[Dataset items]
-- Begin --
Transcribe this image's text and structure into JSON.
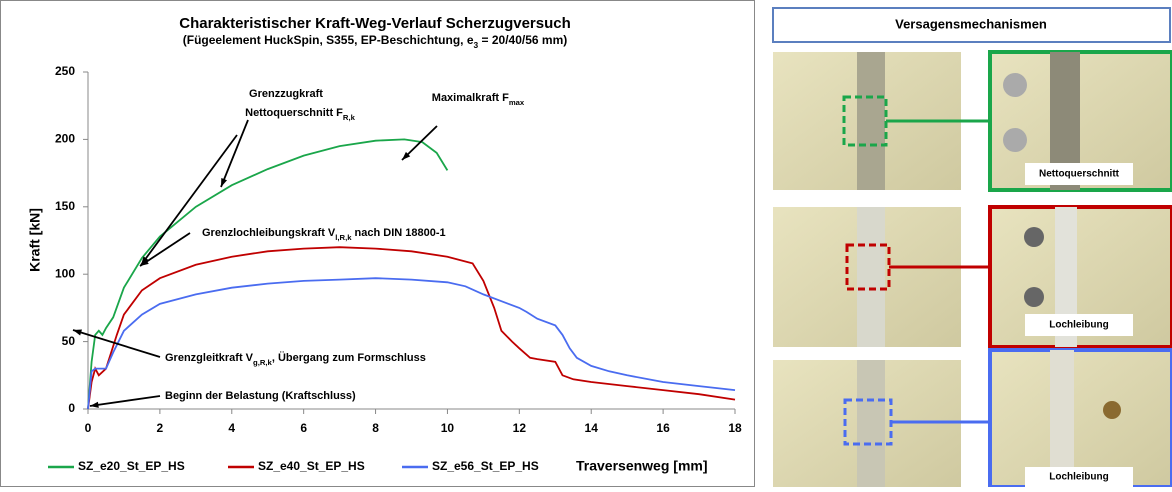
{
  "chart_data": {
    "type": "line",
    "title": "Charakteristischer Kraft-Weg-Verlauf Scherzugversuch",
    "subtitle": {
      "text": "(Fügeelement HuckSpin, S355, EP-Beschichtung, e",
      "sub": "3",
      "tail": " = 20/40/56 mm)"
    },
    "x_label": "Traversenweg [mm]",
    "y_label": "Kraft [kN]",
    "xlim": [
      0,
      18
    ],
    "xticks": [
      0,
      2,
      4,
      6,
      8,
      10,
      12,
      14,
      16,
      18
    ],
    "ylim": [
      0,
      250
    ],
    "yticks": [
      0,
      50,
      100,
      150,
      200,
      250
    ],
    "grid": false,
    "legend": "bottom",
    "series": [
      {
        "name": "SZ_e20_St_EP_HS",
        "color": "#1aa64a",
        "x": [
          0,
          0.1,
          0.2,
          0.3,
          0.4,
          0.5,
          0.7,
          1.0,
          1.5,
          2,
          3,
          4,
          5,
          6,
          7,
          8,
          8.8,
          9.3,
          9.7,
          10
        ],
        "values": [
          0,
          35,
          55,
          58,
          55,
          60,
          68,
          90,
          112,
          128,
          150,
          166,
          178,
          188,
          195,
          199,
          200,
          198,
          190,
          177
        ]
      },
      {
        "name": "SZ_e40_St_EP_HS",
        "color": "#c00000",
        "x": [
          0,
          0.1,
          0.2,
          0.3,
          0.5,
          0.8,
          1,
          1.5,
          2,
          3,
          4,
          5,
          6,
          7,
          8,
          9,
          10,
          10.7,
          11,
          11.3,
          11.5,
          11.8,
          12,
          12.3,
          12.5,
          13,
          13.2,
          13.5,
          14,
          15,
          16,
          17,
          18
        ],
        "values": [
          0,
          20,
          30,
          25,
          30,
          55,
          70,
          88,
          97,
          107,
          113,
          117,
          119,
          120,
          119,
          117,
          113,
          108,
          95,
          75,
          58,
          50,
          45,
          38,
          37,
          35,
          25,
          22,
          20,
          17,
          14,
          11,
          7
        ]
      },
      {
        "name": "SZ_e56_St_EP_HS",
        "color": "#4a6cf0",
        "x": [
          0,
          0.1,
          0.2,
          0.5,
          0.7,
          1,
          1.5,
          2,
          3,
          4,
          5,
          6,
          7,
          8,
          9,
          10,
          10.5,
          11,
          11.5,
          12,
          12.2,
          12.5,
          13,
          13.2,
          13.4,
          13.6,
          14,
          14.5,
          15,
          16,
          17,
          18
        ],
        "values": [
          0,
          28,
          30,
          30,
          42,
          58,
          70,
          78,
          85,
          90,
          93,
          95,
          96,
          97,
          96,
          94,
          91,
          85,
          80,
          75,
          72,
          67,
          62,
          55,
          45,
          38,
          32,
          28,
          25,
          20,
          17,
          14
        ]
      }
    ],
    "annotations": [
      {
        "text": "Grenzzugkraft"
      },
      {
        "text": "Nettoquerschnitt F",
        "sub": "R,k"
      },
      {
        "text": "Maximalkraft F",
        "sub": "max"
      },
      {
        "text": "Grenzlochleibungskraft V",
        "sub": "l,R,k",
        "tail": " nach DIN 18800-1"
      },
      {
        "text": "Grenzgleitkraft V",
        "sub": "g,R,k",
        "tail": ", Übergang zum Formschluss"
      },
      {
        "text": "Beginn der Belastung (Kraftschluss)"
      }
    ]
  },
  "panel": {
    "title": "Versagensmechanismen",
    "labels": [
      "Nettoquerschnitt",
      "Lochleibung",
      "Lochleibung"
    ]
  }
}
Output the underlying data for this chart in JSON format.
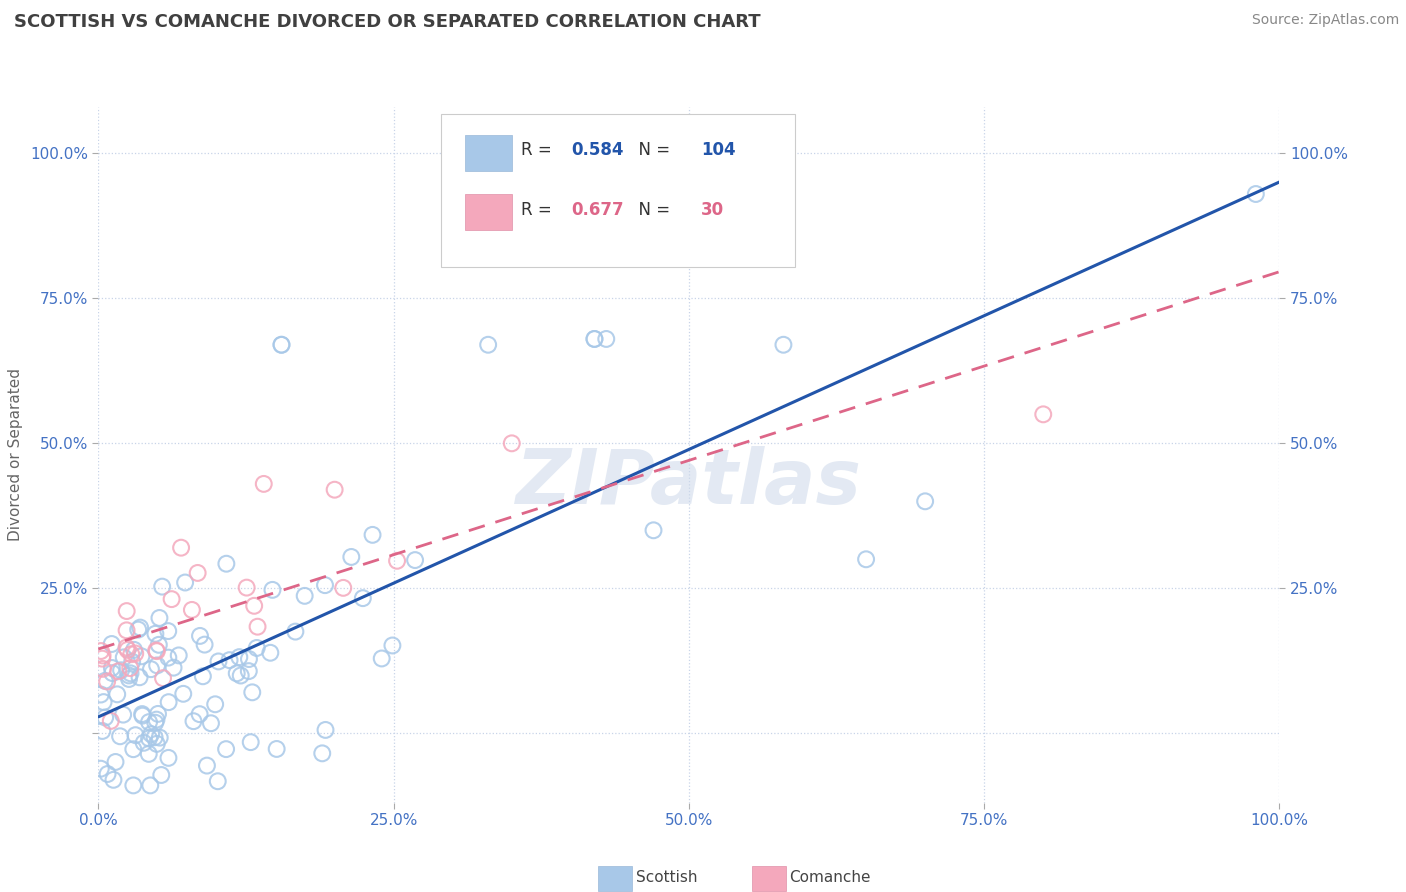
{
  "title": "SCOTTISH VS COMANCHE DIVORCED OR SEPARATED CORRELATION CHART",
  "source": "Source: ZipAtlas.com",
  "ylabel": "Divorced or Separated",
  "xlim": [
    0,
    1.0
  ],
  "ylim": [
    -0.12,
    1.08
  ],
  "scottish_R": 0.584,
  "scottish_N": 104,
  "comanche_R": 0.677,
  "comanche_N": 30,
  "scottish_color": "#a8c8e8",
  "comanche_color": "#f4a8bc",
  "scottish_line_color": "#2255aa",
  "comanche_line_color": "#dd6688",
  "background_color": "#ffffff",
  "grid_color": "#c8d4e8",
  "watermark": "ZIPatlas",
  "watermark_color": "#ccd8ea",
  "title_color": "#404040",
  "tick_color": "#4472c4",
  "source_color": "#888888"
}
-- End --
→ **JOB**:
Working from the material above, transcribe it exactly while omitting pictures.

→ **TASK OUTPUT**:
Transcribe this image's text and structure into JSON.
{
  "chart_data": {
    "type": "line",
    "title": "Charakteristischer Kraft-Weg-Verlauf Scherzugversuch",
    "subtitle": {
      "text": "(Fügeelement HuckSpin, S355, EP-Beschichtung, e",
      "sub": "3",
      "tail": " = 20/40/56 mm)"
    },
    "x_label": "Traversenweg [mm]",
    "y_label": "Kraft [kN]",
    "xlim": [
      0,
      18
    ],
    "xticks": [
      0,
      2,
      4,
      6,
      8,
      10,
      12,
      14,
      16,
      18
    ],
    "ylim": [
      0,
      250
    ],
    "yticks": [
      0,
      50,
      100,
      150,
      200,
      250
    ],
    "grid": false,
    "legend": "bottom",
    "series": [
      {
        "name": "SZ_e20_St_EP_HS",
        "color": "#1aa64a",
        "x": [
          0,
          0.1,
          0.2,
          0.3,
          0.4,
          0.5,
          0.7,
          1.0,
          1.5,
          2,
          3,
          4,
          5,
          6,
          7,
          8,
          8.8,
          9.3,
          9.7,
          10
        ],
        "values": [
          0,
          35,
          55,
          58,
          55,
          60,
          68,
          90,
          112,
          128,
          150,
          166,
          178,
          188,
          195,
          199,
          200,
          198,
          190,
          177
        ]
      },
      {
        "name": "SZ_e40_St_EP_HS",
        "color": "#c00000",
        "x": [
          0,
          0.1,
          0.2,
          0.3,
          0.5,
          0.8,
          1,
          1.5,
          2,
          3,
          4,
          5,
          6,
          7,
          8,
          9,
          10,
          10.7,
          11,
          11.3,
          11.5,
          11.8,
          12,
          12.3,
          12.5,
          13,
          13.2,
          13.5,
          14,
          15,
          16,
          17,
          18
        ],
        "values": [
          0,
          20,
          30,
          25,
          30,
          55,
          70,
          88,
          97,
          107,
          113,
          117,
          119,
          120,
          119,
          117,
          113,
          108,
          95,
          75,
          58,
          50,
          45,
          38,
          37,
          35,
          25,
          22,
          20,
          17,
          14,
          11,
          7
        ]
      },
      {
        "name": "SZ_e56_St_EP_HS",
        "color": "#4a6cf0",
        "x": [
          0,
          0.1,
          0.2,
          0.5,
          0.7,
          1,
          1.5,
          2,
          3,
          4,
          5,
          6,
          7,
          8,
          9,
          10,
          10.5,
          11,
          11.5,
          12,
          12.2,
          12.5,
          13,
          13.2,
          13.4,
          13.6,
          14,
          14.5,
          15,
          16,
          17,
          18
        ],
        "values": [
          0,
          28,
          30,
          30,
          42,
          58,
          70,
          78,
          85,
          90,
          93,
          95,
          96,
          97,
          96,
          94,
          91,
          85,
          80,
          75,
          72,
          67,
          62,
          55,
          45,
          38,
          32,
          28,
          25,
          20,
          17,
          14
        ]
      }
    ],
    "annotations": [
      {
        "text": "Grenzzugkraft"
      },
      {
        "text": "Nettoquerschnitt F",
        "sub": "R,k"
      },
      {
        "text": "Maximalkraft F",
        "sub": "max"
      },
      {
        "text": "Grenzlochleibungskraft V",
        "sub": "l,R,k",
        "tail": " nach DIN 18800-1"
      },
      {
        "text": "Grenzgleitkraft V",
        "sub": "g,R,k",
        "tail": ", Übergang zum Formschluss"
      },
      {
        "text": "Beginn der Belastung (Kraftschluss)"
      }
    ]
  },
  "panel": {
    "title": "Versagensmechanismen",
    "labels": [
      "Nettoquerschnitt",
      "Lochleibung",
      "Lochleibung"
    ]
  }
}
Output the underlying data for this chart in JSON format.
{
  "title": "SCOTTISH VS COMANCHE DIVORCED OR SEPARATED CORRELATION CHART",
  "source": "Source: ZipAtlas.com",
  "ylabel": "Divorced or Separated",
  "xlim": [
    0,
    1.0
  ],
  "ylim": [
    -0.12,
    1.08
  ],
  "scottish_R": 0.584,
  "scottish_N": 104,
  "comanche_R": 0.677,
  "comanche_N": 30,
  "scottish_color": "#a8c8e8",
  "comanche_color": "#f4a8bc",
  "scottish_line_color": "#2255aa",
  "comanche_line_color": "#dd6688",
  "background_color": "#ffffff",
  "grid_color": "#c8d4e8",
  "watermark": "ZIPatlas",
  "watermark_color": "#ccd8ea",
  "title_color": "#404040",
  "tick_color": "#4472c4",
  "source_color": "#888888"
}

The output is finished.